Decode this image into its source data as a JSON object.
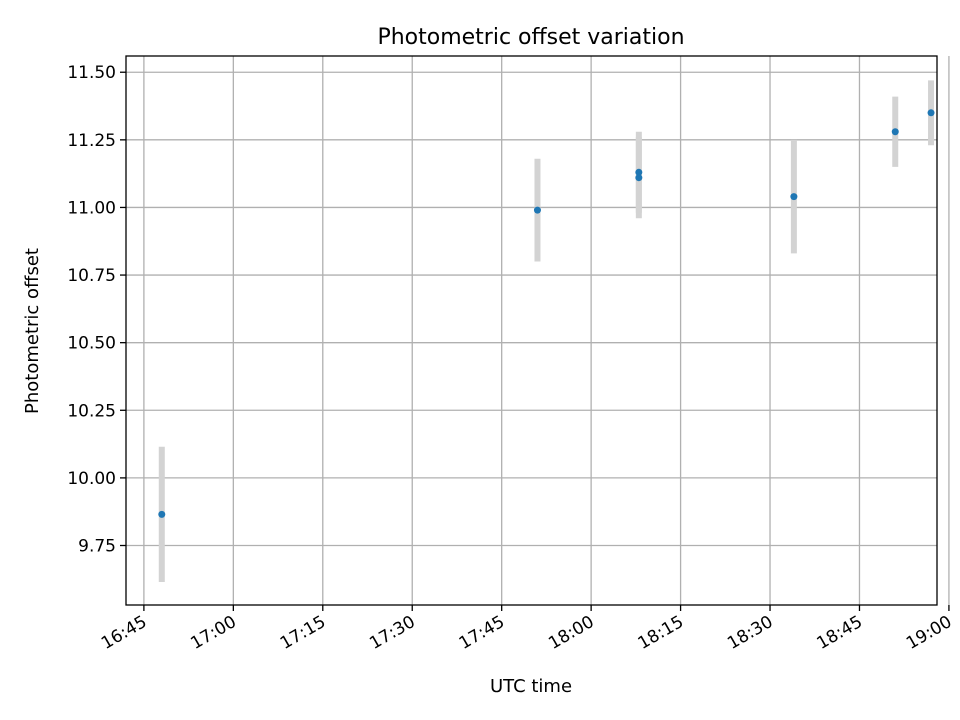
{
  "chart_data": {
    "type": "scatter",
    "title": "Photometric offset variation",
    "xlabel": "UTC time",
    "ylabel": "Photometric offset",
    "grid": true,
    "x_ticks": [
      "16:45",
      "17:00",
      "17:15",
      "17:30",
      "17:45",
      "18:00",
      "18:15",
      "18:30",
      "18:45",
      "19:00"
    ],
    "y_ticks": [
      "9.75",
      "10.00",
      "10.25",
      "10.50",
      "10.75",
      "11.00",
      "11.25",
      "11.50"
    ],
    "xlim": [
      "16:42",
      "18:58"
    ],
    "ylim": [
      9.53,
      11.56
    ],
    "points": [
      {
        "x": "16:48",
        "y": 9.865,
        "err": 0.25
      },
      {
        "x": "17:51",
        "y": 10.99,
        "err": 0.19
      },
      {
        "x": "18:08",
        "y": 11.13,
        "err": 0.15
      },
      {
        "x": "18:08",
        "y": 11.11,
        "err": 0.15
      },
      {
        "x": "18:34",
        "y": 11.04,
        "err": 0.21
      },
      {
        "x": "18:51",
        "y": 11.28,
        "err": 0.13
      },
      {
        "x": "18:57",
        "y": 11.35,
        "err": 0.12
      }
    ],
    "marker_color": "#1f77b4",
    "errorbar_color": "#d3d3d3",
    "grid_color": "#b0b0b0"
  }
}
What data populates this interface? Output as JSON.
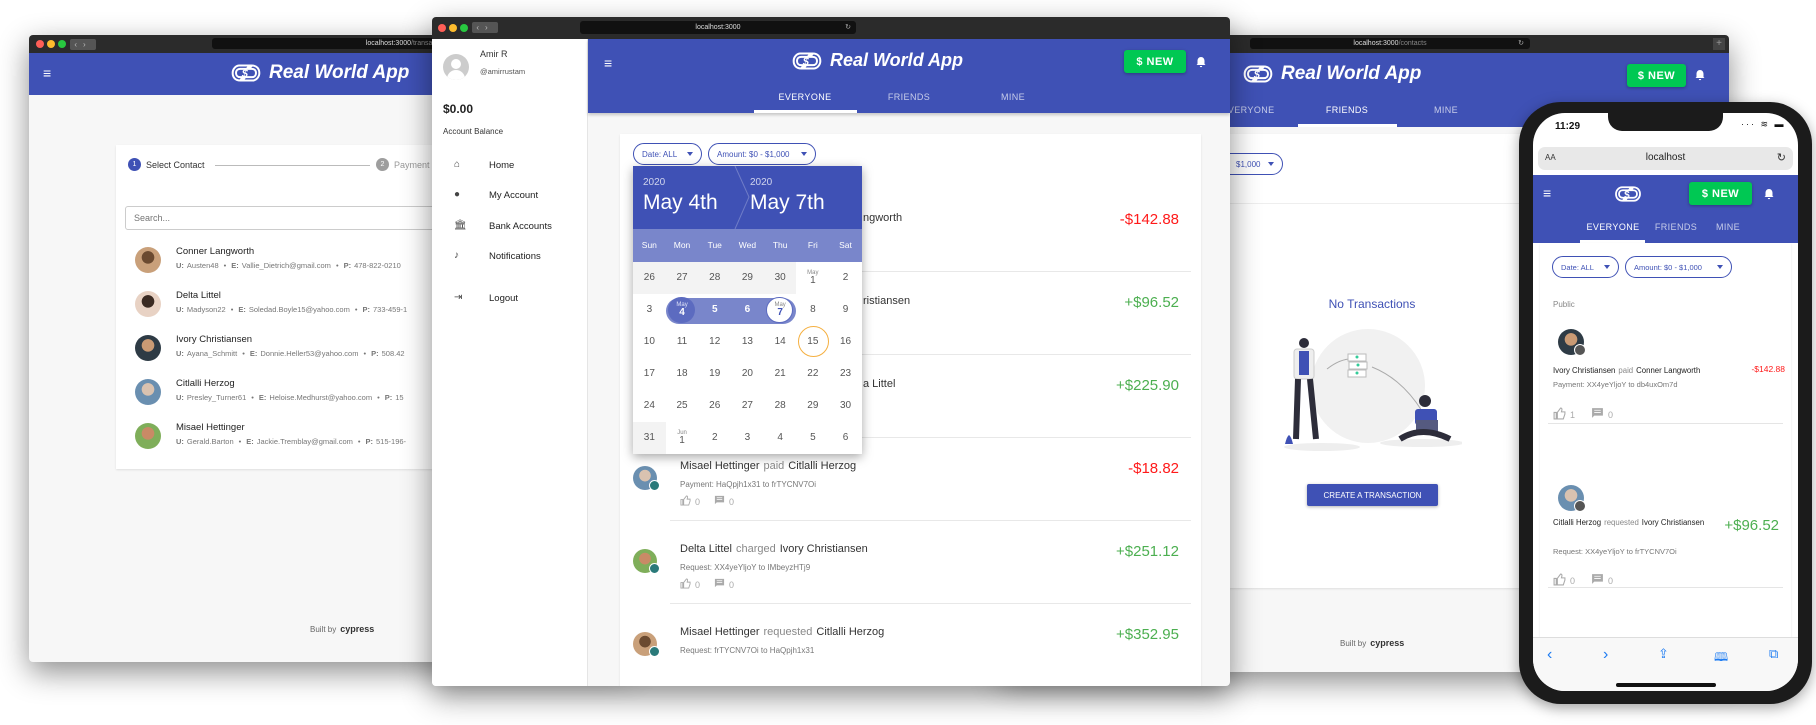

* * *

Copy every record above exactly as written, but leave out the pictures.

**RESULT OF THIS TASK**:
Decode this image into its source data as a JSON object.
{
  "chart_data": {
    "type": "scatter",
    "title": "Photometric offset variation",
    "xlabel": "UTC time",
    "ylabel": "Photometric offset",
    "grid": true,
    "x_ticks": [
      "16:45",
      "17:00",
      "17:15",
      "17:30",
      "17:45",
      "18:00",
      "18:15",
      "18:30",
      "18:45",
      "19:00"
    ],
    "y_ticks": [
      "9.75",
      "10.00",
      "10.25",
      "10.50",
      "10.75",
      "11.00",
      "11.25",
      "11.50"
    ],
    "xlim": [
      "16:42",
      "18:58"
    ],
    "ylim": [
      9.53,
      11.56
    ],
    "points": [
      {
        "x": "16:48",
        "y": 9.865,
        "err": 0.25
      },
      {
        "x": "17:51",
        "y": 10.99,
        "err": 0.19
      },
      {
        "x": "18:08",
        "y": 11.13,
        "err": 0.15
      },
      {
        "x": "18:08",
        "y": 11.11,
        "err": 0.15
      },
      {
        "x": "18:34",
        "y": 11.04,
        "err": 0.21
      },
      {
        "x": "18:51",
        "y": 11.28,
        "err": 0.13
      },
      {
        "x": "18:57",
        "y": 11.35,
        "err": 0.12
      }
    ],
    "marker_color": "#1f77b4",
    "errorbar_color": "#d3d3d3",
    "grid_color": "#b0b0b0"
  }
}
What data populates this interface? Output as JSON.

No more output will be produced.